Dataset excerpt
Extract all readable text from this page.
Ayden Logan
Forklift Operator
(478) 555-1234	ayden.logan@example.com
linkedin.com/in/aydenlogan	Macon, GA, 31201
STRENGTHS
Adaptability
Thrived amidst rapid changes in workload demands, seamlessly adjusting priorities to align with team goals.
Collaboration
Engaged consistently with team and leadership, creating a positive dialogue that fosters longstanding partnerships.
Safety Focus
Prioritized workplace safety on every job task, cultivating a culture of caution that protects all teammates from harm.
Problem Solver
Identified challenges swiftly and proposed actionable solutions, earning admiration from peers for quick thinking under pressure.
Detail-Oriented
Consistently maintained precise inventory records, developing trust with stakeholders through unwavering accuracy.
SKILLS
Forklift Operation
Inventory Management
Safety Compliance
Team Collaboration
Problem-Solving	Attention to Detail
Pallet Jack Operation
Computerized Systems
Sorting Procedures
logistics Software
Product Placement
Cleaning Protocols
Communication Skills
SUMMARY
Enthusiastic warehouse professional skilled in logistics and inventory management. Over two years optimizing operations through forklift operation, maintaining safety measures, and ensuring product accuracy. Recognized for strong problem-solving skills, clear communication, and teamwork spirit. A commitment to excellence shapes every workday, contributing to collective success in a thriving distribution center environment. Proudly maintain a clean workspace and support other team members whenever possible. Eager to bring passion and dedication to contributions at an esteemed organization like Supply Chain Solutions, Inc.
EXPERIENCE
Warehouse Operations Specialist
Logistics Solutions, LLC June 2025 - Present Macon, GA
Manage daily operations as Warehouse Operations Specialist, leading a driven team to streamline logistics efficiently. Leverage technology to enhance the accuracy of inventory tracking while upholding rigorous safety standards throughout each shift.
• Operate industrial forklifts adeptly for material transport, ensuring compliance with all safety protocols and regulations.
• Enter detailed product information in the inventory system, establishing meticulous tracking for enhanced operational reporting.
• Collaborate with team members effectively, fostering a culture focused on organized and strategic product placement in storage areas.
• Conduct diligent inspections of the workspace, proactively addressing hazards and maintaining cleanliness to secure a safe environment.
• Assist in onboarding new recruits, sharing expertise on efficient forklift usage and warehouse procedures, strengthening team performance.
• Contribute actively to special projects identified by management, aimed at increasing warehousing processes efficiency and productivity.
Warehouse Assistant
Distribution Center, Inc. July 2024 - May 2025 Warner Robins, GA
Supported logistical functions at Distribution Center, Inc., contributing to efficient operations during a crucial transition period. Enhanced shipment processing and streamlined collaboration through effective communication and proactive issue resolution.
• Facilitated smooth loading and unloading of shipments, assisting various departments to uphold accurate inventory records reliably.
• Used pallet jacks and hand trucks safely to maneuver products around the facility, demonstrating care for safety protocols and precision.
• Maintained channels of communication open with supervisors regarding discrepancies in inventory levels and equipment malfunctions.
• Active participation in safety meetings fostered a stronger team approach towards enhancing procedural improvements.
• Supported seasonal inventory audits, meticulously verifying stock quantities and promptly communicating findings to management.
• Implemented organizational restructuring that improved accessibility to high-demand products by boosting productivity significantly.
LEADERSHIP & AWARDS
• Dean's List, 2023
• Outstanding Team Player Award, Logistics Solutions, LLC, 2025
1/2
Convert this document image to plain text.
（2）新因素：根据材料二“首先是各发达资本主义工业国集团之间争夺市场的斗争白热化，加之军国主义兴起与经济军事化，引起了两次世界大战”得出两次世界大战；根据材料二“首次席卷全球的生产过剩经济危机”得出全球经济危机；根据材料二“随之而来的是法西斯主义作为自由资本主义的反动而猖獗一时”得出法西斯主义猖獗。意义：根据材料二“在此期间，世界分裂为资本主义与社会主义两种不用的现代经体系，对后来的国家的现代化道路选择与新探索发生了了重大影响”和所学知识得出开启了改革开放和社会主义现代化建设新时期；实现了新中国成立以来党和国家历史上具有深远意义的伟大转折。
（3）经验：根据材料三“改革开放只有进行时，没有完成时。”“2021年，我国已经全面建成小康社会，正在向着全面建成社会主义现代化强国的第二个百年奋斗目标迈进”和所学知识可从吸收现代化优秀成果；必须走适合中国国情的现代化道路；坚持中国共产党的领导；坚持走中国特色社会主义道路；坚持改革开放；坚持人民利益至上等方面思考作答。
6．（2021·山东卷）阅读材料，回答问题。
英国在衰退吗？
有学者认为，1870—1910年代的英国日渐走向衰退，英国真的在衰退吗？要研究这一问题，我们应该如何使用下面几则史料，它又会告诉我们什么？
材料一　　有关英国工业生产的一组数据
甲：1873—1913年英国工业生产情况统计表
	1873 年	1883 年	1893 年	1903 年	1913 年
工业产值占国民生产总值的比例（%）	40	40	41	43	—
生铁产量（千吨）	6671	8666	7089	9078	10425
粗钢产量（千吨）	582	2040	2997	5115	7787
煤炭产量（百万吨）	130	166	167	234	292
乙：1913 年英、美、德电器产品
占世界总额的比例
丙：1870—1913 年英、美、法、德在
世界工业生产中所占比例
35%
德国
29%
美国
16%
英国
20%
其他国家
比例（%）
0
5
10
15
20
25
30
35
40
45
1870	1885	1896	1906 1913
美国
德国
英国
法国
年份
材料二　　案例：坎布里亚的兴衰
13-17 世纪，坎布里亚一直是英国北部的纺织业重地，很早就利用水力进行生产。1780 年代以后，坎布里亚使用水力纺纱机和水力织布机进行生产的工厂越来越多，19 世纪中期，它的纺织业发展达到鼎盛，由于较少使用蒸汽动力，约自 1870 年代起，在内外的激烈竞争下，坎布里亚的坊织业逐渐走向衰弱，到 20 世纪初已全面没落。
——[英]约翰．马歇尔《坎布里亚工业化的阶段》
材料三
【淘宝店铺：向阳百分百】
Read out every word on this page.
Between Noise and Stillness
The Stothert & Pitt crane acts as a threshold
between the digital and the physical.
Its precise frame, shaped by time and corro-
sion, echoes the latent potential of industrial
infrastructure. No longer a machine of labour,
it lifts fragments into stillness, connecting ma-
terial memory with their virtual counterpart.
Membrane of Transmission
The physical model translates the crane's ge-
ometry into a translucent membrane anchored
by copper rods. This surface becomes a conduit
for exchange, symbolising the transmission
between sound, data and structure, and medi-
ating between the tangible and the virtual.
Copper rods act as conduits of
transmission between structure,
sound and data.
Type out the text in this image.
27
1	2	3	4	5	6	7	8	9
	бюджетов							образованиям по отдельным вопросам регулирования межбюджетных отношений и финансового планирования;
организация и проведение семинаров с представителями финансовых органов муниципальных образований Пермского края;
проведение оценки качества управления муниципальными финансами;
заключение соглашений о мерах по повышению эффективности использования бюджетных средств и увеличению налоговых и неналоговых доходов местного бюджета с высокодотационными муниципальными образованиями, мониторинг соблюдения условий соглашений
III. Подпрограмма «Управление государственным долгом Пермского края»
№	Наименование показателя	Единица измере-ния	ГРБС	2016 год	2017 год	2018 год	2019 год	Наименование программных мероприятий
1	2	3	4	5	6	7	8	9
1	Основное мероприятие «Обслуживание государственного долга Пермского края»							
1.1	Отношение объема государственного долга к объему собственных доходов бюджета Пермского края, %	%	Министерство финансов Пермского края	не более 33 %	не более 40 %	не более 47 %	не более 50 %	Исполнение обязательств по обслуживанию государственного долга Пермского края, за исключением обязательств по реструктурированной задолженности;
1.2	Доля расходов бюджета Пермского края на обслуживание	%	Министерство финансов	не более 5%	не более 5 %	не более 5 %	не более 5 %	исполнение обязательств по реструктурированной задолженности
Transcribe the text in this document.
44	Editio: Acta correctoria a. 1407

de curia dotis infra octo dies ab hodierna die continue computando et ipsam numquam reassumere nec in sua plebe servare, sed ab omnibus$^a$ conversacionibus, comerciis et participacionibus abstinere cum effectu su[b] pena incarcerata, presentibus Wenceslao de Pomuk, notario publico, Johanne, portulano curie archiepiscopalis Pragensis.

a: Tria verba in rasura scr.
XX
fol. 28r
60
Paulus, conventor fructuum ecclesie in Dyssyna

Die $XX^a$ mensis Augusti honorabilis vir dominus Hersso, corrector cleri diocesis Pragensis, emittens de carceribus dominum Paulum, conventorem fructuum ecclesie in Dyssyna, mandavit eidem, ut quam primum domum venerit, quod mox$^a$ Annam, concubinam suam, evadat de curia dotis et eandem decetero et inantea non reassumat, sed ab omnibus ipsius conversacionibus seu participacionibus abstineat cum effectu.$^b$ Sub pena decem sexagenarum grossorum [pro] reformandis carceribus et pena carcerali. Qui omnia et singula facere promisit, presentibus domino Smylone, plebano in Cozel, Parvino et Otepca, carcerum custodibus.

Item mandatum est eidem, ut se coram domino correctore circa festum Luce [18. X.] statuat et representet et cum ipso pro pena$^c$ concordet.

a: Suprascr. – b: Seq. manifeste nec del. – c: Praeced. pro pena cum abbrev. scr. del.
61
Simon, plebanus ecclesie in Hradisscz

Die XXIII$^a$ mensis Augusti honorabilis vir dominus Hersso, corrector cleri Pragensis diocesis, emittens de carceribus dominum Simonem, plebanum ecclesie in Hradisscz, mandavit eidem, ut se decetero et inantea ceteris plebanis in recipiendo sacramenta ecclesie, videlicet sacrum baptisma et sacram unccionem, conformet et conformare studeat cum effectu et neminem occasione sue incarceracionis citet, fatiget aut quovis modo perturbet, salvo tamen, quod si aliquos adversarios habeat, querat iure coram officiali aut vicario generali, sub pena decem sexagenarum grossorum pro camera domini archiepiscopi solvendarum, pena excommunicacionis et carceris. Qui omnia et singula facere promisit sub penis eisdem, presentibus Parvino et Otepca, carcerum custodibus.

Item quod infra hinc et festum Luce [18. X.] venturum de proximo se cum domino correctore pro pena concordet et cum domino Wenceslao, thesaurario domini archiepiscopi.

Goal:
Find the word "products" in the data and copy out each line where it turns up.

Written response:
• Used pallet jacks and hand trucks safely to maneuver products around the facility, demonstrating care for safety protocols and precision.
• Implemented organizational restructuring that improved accessibility to high-demand products by boosting productivity significantly.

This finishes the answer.